[Stored items]
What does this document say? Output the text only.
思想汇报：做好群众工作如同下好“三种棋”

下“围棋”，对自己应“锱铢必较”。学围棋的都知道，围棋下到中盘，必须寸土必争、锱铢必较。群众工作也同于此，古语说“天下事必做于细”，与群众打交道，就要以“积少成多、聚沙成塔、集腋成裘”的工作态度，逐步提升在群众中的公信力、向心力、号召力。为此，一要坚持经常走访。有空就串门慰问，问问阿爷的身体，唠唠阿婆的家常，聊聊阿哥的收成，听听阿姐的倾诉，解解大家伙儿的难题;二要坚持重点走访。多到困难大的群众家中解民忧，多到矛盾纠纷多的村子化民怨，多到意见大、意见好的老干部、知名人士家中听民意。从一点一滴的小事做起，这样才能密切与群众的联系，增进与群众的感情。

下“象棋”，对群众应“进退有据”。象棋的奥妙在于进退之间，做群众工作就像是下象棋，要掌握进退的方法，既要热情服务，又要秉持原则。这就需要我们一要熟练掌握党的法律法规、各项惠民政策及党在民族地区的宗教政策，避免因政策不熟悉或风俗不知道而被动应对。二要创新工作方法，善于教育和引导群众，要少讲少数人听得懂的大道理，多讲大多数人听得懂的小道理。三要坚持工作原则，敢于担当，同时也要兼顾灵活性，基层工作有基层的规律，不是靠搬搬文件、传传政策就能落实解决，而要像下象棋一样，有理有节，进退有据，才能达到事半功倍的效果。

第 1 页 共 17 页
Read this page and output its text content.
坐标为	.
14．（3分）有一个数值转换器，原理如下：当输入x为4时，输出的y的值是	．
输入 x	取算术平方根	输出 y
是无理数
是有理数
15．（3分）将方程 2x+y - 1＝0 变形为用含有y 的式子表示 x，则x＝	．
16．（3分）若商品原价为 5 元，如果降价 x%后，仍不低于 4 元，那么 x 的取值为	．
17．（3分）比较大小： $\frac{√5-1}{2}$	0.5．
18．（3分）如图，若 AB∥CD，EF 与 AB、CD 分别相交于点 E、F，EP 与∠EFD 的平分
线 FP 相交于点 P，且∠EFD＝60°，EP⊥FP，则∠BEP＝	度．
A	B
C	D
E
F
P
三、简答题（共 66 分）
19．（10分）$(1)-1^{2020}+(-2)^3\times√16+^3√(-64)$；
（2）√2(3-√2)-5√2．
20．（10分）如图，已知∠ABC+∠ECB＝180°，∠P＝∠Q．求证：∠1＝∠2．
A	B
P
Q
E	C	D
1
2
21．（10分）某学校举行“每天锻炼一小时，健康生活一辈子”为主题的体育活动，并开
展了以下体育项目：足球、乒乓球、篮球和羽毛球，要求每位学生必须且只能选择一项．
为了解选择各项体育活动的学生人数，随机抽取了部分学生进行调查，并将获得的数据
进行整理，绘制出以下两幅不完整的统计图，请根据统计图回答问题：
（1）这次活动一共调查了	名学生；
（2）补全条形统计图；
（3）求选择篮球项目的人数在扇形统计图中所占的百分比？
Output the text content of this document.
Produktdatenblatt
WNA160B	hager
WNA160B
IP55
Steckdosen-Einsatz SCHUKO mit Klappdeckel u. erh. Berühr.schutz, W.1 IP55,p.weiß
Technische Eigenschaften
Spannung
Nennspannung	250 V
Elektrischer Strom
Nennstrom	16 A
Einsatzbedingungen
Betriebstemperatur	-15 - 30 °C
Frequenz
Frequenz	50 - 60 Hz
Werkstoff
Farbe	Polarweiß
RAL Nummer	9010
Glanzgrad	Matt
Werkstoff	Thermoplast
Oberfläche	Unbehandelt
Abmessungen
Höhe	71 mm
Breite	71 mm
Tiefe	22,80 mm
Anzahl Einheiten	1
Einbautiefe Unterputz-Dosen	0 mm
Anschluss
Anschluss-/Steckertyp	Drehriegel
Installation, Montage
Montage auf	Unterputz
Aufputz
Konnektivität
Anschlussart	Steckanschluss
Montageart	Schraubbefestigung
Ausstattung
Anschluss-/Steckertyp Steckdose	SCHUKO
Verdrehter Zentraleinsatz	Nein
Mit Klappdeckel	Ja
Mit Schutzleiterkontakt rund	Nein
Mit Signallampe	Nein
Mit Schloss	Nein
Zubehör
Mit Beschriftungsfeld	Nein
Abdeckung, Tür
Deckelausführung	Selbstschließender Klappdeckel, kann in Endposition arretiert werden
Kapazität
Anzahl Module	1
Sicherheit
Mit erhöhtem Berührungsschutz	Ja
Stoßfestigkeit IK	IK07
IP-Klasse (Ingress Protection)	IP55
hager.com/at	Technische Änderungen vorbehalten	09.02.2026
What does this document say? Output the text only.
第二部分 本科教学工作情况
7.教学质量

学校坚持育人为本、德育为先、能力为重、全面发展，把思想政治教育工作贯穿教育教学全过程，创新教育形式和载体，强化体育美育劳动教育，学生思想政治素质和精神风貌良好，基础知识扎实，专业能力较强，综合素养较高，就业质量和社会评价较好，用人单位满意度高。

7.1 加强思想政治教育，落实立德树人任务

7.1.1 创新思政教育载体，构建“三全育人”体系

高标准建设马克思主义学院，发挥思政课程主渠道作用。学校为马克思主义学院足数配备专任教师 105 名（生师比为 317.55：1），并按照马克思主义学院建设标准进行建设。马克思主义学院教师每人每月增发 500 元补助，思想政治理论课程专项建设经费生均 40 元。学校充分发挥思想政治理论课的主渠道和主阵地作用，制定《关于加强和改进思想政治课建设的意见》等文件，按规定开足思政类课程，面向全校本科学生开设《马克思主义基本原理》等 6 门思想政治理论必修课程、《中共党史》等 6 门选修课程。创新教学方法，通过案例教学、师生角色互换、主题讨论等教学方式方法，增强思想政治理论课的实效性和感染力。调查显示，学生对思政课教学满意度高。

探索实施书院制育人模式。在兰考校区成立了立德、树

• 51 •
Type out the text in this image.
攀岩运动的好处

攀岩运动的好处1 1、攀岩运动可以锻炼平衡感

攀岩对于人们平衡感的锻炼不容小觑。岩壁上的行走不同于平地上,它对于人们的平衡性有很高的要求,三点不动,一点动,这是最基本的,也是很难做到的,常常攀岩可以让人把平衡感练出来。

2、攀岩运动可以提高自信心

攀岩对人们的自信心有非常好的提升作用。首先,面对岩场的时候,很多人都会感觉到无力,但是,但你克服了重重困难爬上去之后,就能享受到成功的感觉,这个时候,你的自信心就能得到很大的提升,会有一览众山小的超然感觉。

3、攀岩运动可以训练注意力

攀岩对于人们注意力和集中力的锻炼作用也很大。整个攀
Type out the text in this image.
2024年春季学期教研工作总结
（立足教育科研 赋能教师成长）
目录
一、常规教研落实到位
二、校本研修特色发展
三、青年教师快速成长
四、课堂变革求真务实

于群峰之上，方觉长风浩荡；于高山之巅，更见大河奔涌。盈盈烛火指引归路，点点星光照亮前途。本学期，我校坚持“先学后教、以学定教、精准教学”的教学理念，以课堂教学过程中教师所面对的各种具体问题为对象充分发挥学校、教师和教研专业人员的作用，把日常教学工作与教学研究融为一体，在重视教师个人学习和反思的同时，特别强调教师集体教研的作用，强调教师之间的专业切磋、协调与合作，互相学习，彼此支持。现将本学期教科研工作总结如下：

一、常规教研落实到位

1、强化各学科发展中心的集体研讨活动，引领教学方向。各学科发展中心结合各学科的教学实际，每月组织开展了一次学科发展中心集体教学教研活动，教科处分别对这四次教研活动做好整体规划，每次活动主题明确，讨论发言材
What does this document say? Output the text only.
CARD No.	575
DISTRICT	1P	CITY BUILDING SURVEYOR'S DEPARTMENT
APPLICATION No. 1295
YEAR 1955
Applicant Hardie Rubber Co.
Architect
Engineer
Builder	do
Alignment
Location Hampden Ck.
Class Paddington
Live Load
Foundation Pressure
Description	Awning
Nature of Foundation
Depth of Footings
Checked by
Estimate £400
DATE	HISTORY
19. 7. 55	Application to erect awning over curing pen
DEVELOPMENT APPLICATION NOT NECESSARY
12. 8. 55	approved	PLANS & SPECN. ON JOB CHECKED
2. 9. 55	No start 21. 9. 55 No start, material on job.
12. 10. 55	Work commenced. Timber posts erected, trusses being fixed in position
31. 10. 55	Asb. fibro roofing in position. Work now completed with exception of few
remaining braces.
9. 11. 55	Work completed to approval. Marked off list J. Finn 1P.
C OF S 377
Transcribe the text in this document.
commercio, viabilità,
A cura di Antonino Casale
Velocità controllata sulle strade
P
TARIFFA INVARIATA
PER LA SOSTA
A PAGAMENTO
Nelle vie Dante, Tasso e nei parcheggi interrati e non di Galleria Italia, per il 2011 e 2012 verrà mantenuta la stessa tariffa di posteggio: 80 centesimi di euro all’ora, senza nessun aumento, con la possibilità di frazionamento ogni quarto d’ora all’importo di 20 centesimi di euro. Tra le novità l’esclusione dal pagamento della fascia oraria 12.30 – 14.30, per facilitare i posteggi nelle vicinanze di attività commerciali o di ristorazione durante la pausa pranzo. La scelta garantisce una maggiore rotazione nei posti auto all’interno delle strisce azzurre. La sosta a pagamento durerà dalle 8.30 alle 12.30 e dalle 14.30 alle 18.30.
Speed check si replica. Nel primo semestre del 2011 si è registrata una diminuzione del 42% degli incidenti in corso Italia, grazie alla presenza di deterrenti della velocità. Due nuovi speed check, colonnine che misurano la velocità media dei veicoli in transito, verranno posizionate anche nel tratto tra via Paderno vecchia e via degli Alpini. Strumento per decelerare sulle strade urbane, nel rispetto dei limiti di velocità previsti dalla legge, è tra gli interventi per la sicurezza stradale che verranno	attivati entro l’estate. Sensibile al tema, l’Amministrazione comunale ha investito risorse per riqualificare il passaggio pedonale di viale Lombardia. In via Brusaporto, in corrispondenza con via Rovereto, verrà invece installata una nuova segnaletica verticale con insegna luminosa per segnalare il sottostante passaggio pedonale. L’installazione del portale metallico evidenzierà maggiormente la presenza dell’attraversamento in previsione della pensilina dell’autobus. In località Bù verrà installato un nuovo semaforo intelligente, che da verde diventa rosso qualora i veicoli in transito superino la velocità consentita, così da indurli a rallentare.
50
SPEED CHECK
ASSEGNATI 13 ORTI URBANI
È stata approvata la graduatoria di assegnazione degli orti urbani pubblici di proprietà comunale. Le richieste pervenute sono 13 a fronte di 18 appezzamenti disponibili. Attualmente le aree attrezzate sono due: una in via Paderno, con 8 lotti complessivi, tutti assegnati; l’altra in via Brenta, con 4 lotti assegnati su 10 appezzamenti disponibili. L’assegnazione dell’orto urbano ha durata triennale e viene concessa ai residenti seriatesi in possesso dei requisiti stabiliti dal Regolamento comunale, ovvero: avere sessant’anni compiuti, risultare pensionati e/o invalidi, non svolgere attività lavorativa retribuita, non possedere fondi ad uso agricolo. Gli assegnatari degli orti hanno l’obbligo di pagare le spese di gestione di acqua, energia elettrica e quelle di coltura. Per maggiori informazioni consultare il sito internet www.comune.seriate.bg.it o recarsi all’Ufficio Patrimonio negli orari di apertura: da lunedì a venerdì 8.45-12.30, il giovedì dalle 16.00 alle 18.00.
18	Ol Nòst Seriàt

• STATED TASK: Pick out the lines containing the string "Foundation" and show them.

• ANSWER TO THIS EXERCISE:
Foundation Pressure
Nature of Foundation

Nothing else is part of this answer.